━━ INPUT ROWS ━━

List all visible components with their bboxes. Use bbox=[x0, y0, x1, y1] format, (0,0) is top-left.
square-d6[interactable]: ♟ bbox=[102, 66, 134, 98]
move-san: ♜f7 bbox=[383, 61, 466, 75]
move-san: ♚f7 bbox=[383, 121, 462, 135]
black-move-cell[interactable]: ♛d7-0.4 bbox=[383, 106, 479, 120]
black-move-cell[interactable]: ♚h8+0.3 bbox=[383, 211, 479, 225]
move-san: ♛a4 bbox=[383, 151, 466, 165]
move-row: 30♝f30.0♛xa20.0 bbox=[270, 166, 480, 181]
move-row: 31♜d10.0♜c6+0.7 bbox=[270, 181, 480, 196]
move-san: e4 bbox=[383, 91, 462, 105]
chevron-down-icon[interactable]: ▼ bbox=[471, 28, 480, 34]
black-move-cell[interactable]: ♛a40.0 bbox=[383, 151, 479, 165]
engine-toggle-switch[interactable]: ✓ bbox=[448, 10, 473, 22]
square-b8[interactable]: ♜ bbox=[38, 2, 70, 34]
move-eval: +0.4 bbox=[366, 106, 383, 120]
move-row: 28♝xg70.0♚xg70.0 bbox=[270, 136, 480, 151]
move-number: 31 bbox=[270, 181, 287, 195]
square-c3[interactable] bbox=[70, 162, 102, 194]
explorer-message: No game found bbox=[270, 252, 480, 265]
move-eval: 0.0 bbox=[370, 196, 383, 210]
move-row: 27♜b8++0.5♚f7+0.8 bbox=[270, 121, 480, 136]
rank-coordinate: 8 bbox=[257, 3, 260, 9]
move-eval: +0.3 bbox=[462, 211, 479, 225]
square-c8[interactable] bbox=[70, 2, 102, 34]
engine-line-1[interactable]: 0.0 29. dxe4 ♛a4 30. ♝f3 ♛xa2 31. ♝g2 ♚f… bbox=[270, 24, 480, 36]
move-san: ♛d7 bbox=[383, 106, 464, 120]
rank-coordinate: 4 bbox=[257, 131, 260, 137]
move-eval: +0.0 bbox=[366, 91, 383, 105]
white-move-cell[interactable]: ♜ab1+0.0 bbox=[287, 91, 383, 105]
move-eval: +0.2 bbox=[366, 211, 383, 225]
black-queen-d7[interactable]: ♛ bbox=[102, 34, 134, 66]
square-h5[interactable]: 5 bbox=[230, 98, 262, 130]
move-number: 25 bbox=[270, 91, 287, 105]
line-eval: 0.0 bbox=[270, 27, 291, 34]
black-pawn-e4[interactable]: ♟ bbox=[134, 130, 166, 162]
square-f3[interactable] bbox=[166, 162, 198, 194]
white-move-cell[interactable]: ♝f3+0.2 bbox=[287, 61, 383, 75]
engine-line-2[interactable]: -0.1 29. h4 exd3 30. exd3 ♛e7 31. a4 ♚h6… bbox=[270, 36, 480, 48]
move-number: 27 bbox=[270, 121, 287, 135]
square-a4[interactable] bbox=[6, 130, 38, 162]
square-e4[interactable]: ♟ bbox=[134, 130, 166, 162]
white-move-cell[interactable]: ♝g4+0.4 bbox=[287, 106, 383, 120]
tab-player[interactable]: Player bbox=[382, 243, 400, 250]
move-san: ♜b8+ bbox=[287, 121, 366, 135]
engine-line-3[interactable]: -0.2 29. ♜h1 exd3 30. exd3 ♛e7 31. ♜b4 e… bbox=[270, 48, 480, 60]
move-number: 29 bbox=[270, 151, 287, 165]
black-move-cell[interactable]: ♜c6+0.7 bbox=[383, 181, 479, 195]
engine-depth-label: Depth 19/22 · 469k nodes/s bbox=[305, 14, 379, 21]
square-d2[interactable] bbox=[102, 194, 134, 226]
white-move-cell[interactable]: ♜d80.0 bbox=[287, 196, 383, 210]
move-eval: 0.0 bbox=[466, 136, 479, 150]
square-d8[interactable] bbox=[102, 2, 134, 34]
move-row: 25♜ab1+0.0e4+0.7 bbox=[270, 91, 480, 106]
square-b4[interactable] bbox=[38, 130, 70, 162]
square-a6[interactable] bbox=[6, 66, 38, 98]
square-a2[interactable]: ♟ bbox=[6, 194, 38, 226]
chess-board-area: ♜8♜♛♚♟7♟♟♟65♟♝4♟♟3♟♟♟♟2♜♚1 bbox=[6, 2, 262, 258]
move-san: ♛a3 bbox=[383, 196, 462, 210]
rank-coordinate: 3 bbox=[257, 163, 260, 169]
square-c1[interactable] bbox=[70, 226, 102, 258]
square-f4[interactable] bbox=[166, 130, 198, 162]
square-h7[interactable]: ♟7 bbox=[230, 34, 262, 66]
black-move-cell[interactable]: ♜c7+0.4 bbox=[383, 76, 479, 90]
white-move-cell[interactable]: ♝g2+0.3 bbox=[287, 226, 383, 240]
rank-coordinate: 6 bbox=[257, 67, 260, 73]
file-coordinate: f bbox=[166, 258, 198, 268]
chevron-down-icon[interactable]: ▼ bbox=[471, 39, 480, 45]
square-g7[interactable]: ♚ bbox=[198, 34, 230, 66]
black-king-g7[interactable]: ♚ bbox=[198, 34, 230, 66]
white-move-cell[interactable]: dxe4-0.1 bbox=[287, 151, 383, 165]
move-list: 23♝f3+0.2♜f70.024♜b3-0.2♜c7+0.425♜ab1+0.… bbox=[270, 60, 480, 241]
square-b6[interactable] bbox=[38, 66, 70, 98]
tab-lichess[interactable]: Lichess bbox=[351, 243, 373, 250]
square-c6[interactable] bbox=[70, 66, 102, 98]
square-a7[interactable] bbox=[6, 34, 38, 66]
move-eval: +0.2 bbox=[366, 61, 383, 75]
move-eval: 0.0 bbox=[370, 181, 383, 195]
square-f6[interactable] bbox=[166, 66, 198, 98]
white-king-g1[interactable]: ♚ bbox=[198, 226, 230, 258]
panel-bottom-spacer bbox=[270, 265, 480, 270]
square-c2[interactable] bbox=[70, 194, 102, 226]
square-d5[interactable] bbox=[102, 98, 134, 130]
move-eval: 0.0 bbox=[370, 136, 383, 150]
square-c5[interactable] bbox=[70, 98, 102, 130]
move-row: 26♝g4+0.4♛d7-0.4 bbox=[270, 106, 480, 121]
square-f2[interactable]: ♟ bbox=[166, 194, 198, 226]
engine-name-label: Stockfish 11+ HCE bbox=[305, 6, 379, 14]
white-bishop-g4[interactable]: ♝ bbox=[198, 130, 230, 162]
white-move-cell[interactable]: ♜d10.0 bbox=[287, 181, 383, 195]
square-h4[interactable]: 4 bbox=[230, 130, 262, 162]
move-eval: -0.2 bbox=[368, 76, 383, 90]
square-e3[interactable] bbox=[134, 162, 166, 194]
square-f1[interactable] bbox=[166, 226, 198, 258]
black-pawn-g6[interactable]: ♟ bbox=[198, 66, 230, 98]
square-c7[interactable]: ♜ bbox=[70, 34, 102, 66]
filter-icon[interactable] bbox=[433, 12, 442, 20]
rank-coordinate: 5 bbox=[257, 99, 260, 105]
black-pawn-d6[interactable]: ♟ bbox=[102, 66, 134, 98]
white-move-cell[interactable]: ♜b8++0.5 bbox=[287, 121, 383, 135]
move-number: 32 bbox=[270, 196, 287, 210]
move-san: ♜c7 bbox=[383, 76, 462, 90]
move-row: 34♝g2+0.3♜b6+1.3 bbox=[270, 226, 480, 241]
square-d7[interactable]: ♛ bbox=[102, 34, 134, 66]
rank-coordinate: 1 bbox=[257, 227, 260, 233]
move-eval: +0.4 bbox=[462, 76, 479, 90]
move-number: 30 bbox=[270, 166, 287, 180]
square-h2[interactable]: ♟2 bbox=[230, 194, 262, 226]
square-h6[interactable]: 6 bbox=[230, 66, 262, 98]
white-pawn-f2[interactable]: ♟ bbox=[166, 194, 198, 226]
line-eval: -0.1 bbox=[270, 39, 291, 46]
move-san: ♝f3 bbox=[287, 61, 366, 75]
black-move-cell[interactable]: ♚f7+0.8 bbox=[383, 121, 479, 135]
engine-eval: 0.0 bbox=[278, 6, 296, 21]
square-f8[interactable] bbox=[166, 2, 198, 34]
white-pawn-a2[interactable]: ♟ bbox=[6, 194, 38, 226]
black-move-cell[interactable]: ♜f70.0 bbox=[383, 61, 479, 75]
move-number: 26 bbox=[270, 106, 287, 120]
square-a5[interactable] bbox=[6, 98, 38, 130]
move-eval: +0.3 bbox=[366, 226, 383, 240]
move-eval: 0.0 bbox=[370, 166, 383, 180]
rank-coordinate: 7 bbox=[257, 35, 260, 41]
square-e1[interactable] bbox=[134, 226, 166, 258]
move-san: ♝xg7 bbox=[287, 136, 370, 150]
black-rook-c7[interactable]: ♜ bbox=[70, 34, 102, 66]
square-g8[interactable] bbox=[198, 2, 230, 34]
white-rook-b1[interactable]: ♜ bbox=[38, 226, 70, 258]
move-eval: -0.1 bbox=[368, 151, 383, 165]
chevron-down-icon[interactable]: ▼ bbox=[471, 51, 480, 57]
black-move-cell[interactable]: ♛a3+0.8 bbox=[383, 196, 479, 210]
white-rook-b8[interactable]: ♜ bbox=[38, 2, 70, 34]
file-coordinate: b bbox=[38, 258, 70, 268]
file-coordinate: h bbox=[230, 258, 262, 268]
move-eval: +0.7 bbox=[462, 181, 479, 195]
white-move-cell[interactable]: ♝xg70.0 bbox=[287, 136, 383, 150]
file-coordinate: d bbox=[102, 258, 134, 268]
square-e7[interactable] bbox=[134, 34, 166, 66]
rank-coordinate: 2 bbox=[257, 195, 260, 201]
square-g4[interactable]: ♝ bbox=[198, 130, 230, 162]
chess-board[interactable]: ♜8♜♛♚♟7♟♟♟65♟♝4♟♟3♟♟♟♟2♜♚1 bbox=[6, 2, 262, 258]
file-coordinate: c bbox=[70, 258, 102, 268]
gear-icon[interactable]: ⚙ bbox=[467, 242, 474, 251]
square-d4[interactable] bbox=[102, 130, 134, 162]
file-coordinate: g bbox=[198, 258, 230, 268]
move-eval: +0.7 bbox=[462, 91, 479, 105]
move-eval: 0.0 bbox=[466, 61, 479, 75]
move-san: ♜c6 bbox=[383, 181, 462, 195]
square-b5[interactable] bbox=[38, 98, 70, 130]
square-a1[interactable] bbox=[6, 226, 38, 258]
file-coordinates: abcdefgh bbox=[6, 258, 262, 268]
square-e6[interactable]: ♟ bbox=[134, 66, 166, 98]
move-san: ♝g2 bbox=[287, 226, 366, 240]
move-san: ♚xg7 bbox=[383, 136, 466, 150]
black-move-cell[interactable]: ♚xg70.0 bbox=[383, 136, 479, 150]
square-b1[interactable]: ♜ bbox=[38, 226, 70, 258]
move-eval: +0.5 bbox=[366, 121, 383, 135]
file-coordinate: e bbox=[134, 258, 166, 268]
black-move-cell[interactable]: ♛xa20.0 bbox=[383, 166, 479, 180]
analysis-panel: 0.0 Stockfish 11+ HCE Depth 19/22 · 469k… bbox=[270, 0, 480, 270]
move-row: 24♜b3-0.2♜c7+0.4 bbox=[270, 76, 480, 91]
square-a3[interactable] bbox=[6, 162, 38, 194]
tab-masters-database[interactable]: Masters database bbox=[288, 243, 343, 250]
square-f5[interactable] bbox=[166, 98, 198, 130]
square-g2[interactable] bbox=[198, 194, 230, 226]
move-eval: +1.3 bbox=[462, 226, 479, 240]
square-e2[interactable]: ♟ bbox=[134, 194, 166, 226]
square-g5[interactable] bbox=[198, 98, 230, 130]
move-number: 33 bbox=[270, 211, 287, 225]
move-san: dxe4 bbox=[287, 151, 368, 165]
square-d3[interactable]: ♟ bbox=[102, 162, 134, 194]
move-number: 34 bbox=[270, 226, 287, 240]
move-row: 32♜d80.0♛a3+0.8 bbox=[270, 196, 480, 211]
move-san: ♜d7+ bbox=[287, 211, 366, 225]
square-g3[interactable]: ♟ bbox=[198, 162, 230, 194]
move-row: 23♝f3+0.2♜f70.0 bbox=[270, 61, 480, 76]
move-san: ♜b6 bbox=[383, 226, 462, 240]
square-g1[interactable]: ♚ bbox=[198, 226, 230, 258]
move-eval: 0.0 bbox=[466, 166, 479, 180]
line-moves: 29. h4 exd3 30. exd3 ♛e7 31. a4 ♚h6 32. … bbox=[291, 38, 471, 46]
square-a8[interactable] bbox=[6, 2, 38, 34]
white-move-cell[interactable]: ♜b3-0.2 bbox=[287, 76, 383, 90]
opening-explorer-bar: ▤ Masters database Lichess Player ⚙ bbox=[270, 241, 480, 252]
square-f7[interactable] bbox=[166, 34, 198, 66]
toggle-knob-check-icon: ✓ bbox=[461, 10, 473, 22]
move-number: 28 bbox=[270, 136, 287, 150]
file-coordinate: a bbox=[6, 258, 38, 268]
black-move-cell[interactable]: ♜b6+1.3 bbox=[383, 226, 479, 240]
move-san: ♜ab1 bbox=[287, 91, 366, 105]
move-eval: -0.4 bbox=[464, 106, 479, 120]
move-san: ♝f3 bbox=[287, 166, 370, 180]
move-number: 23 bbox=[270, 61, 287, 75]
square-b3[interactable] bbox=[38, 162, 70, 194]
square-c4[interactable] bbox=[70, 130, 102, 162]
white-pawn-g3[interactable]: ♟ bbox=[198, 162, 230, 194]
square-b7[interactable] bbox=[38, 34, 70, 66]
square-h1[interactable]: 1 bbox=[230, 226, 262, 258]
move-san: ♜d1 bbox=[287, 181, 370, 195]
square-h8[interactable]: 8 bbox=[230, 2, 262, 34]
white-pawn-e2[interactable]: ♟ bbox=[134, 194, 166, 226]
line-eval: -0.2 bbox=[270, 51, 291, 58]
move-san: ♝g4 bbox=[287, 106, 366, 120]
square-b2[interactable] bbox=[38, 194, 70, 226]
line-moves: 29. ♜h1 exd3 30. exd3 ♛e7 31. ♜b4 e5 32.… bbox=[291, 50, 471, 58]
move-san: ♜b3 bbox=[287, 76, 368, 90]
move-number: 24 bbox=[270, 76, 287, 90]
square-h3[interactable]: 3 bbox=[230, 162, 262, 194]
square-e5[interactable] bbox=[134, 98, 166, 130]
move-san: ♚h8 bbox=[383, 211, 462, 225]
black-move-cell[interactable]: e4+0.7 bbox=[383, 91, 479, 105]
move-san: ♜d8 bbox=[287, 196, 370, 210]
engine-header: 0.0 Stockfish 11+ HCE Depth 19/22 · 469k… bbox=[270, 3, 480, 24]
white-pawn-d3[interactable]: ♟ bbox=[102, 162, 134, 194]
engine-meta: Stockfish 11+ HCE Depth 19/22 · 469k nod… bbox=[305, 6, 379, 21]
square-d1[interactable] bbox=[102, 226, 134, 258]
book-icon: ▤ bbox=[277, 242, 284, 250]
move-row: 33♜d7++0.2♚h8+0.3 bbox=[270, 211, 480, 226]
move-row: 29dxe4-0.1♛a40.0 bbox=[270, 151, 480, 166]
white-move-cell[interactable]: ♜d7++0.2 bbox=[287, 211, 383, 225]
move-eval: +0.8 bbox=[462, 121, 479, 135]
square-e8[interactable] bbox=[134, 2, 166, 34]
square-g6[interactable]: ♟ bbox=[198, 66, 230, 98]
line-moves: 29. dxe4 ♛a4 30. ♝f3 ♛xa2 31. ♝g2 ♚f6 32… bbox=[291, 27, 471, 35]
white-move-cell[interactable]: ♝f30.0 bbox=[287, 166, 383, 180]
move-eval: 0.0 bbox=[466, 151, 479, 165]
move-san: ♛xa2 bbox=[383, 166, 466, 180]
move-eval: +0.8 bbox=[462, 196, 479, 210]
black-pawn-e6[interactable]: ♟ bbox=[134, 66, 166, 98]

━━━

# WORK TO DO:
Copy out the rows above without any changes, from the first row through the row containing "white-move-cell[interactable]: ♜ab1+0.0 bbox=[287, 91, 383, 105]", inclusive.

# THE ANSWER:
List all visible components with their bboxes. Use bbox=[x0, y0, x1, y1] format, (0,0) is top-left.
square-d6[interactable]: ♟ bbox=[102, 66, 134, 98]
move-san: ♜f7 bbox=[383, 61, 466, 75]
move-san: ♚f7 bbox=[383, 121, 462, 135]
black-move-cell[interactable]: ♛d7-0.4 bbox=[383, 106, 479, 120]
black-move-cell[interactable]: ♚h8+0.3 bbox=[383, 211, 479, 225]
move-san: ♛a4 bbox=[383, 151, 466, 165]
move-row: 30♝f30.0♛xa20.0 bbox=[270, 166, 480, 181]
move-row: 31♜d10.0♜c6+0.7 bbox=[270, 181, 480, 196]
move-san: e4 bbox=[383, 91, 462, 105]
chevron-down-icon[interactable]: ▼ bbox=[471, 28, 480, 34]
black-move-cell[interactable]: ♛a40.0 bbox=[383, 151, 479, 165]
engine-toggle-switch[interactable]: ✓ bbox=[448, 10, 473, 22]
square-b8[interactable]: ♜ bbox=[38, 2, 70, 34]
move-eval: +0.4 bbox=[366, 106, 383, 120]
move-row: 28♝xg70.0♚xg70.0 bbox=[270, 136, 480, 151]
move-number: 31 bbox=[270, 181, 287, 195]
square-c3[interactable] bbox=[70, 162, 102, 194]
explorer-message: No game found bbox=[270, 252, 480, 265]
move-eval: 0.0 bbox=[370, 196, 383, 210]
move-row: 27♜b8++0.5♚f7+0.8 bbox=[270, 121, 480, 136]
rank-coordinate: 8 bbox=[257, 3, 260, 9]
move-eval: +0.3 bbox=[462, 211, 479, 225]
square-c8[interactable] bbox=[70, 2, 102, 34]
engine-line-1[interactable]: 0.0 29. dxe4 ♛a4 30. ♝f3 ♛xa2 31. ♝g2 ♚f… bbox=[270, 24, 480, 36]
move-san: ♛d7 bbox=[383, 106, 464, 120]
rank-coordinate: 4 bbox=[257, 131, 260, 137]
move-eval: +0.0 bbox=[366, 91, 383, 105]
white-move-cell[interactable]: ♜ab1+0.0 bbox=[287, 91, 383, 105]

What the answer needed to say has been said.